Show every line where "考向探究" occurs.

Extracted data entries

----

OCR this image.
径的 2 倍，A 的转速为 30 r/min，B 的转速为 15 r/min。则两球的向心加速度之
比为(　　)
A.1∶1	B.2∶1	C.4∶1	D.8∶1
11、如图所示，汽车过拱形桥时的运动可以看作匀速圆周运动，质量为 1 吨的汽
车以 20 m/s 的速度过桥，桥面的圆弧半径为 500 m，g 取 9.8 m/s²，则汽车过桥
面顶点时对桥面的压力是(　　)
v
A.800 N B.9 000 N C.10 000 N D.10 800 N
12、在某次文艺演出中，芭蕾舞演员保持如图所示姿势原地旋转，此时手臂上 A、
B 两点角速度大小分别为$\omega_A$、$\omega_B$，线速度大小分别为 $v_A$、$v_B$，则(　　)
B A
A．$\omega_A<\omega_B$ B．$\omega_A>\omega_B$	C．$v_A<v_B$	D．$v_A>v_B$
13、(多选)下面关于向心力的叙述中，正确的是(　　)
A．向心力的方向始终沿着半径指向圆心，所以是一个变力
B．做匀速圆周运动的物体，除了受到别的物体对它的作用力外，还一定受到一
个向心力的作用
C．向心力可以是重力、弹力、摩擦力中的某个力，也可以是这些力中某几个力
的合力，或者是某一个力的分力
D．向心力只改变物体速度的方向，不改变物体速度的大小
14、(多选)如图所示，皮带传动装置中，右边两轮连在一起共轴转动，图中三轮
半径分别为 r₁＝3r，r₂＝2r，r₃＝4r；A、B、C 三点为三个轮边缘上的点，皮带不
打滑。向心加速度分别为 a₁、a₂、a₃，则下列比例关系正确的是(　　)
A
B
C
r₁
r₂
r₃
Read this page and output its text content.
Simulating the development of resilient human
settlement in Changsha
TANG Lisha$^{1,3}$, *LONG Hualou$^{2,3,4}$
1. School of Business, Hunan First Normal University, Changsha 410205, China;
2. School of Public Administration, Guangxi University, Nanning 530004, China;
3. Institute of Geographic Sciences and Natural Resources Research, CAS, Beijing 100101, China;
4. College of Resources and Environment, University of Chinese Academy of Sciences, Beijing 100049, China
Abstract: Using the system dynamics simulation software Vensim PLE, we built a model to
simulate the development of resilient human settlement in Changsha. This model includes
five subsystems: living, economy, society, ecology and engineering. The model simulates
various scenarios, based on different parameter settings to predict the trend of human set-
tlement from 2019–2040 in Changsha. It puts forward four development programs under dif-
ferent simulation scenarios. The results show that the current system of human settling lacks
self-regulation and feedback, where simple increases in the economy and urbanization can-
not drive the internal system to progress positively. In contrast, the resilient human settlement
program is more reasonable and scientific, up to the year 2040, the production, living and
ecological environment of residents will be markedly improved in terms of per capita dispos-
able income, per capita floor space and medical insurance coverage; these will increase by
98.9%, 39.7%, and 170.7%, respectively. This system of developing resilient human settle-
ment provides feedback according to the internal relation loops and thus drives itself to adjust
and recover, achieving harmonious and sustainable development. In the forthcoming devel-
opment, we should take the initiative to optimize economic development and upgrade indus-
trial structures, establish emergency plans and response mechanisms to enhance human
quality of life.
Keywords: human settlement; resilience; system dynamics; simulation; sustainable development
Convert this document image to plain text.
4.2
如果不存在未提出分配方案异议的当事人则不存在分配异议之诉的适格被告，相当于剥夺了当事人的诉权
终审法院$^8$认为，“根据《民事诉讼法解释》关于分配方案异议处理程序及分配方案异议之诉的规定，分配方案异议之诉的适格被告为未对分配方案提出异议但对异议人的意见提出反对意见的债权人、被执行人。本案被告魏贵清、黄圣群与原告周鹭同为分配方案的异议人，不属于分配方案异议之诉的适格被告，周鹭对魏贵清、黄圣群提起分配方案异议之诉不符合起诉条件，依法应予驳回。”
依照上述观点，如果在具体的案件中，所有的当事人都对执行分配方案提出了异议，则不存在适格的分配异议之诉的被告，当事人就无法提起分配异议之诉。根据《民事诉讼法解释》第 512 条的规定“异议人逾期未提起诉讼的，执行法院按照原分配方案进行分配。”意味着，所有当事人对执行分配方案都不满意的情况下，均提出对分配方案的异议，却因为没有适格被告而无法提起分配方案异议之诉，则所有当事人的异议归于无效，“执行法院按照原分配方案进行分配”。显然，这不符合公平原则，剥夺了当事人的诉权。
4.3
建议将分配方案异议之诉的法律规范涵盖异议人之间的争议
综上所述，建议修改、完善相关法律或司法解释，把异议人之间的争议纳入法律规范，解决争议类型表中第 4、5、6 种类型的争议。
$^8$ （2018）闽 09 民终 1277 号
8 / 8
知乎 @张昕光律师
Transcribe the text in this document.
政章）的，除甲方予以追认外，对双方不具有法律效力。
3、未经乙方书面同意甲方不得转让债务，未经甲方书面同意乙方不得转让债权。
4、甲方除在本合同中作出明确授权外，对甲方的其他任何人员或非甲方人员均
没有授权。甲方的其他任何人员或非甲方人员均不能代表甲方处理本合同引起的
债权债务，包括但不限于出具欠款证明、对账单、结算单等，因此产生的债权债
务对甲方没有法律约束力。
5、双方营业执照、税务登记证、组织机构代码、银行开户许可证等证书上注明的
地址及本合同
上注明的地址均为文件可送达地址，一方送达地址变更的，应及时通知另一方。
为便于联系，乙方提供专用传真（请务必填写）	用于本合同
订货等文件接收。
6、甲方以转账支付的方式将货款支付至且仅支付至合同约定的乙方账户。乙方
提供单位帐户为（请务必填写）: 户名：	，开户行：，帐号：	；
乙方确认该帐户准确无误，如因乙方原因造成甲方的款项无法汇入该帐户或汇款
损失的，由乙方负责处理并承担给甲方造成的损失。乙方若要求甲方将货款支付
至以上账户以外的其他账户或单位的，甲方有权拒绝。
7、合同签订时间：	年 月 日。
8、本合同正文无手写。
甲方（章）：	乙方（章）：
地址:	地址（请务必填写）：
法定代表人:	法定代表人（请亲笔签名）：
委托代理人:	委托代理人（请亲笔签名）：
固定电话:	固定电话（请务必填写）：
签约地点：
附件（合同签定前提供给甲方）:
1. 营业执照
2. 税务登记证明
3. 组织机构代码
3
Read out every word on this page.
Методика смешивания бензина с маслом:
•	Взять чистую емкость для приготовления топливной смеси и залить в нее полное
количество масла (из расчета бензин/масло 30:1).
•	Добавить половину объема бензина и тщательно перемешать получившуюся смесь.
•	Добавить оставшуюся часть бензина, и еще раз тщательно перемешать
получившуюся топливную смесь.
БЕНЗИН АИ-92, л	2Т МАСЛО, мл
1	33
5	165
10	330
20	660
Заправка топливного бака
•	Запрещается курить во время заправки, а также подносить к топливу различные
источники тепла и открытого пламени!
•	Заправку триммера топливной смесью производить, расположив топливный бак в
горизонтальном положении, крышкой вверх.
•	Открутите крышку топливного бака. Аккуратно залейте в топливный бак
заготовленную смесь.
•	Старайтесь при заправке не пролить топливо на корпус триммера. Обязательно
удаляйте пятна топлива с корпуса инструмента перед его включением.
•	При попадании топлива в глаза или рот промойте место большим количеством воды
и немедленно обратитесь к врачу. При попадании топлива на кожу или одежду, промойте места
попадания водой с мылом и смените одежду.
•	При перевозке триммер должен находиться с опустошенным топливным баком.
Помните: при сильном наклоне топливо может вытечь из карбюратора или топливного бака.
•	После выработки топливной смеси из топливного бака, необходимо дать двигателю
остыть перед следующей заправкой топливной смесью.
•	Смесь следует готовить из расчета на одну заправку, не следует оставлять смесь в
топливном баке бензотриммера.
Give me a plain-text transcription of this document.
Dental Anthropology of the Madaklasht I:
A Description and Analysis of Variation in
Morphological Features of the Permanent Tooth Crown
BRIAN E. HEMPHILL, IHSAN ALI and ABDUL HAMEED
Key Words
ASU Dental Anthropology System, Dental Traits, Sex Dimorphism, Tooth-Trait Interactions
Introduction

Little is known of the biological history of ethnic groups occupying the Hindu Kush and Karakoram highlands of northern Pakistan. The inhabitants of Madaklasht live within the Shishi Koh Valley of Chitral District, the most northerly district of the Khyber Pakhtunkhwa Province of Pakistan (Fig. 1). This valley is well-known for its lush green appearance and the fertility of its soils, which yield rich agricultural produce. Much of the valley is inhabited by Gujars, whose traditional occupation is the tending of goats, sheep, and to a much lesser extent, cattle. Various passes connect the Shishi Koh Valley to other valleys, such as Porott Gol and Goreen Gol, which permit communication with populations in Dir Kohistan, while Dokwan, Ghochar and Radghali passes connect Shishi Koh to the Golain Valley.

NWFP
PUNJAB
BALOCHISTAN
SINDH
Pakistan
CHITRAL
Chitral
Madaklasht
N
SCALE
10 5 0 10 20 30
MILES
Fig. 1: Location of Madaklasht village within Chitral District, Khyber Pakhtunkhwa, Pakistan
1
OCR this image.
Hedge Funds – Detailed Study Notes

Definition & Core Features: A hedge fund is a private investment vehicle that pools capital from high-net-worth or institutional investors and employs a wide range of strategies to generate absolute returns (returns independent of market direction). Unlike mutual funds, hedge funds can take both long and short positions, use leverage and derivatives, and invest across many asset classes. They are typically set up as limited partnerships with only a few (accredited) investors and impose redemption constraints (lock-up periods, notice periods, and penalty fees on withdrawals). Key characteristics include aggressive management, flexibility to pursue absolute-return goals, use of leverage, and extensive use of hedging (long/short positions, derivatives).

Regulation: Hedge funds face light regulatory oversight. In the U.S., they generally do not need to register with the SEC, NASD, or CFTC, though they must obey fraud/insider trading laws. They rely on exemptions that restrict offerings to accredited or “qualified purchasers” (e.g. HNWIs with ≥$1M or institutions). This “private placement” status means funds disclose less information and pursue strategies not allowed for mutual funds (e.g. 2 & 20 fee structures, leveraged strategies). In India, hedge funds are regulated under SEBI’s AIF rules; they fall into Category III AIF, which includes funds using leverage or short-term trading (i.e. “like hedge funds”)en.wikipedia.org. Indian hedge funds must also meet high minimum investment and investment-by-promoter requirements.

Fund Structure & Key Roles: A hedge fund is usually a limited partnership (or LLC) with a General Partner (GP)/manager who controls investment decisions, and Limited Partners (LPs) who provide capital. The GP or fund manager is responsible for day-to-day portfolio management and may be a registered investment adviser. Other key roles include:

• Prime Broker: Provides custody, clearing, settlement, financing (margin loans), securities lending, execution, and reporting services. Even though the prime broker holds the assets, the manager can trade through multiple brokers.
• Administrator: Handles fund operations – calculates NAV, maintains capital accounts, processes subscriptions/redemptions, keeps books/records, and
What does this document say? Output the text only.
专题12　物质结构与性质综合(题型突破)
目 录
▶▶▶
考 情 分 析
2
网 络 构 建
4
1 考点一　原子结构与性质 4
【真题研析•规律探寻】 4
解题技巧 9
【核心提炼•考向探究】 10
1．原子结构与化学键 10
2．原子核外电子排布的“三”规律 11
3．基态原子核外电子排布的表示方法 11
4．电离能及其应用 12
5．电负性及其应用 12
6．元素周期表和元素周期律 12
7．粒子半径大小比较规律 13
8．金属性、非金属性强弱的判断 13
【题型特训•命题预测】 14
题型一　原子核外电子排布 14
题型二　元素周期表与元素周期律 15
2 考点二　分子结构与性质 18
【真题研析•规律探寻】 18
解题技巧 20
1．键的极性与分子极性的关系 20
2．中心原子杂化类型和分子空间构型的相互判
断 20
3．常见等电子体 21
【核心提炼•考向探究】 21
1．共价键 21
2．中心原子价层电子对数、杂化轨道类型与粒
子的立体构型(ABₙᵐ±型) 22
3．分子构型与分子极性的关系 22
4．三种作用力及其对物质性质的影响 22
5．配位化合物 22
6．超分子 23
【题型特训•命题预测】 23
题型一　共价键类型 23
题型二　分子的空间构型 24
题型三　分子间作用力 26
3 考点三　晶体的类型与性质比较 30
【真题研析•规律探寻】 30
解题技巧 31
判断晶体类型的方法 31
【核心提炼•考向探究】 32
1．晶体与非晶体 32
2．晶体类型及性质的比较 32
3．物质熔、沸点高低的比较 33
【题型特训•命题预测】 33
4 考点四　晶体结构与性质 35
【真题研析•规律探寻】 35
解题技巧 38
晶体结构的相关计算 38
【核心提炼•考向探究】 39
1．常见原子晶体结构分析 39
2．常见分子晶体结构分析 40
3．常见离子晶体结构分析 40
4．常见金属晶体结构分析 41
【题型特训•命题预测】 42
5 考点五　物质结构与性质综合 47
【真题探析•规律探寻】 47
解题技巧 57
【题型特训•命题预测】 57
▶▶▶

----

* [Correct answer]:
【核心提炼•考向探究】 10
【核心提炼•考向探究】 21
【核心提炼•考向探究】 32
【核心提炼•考向探究】 39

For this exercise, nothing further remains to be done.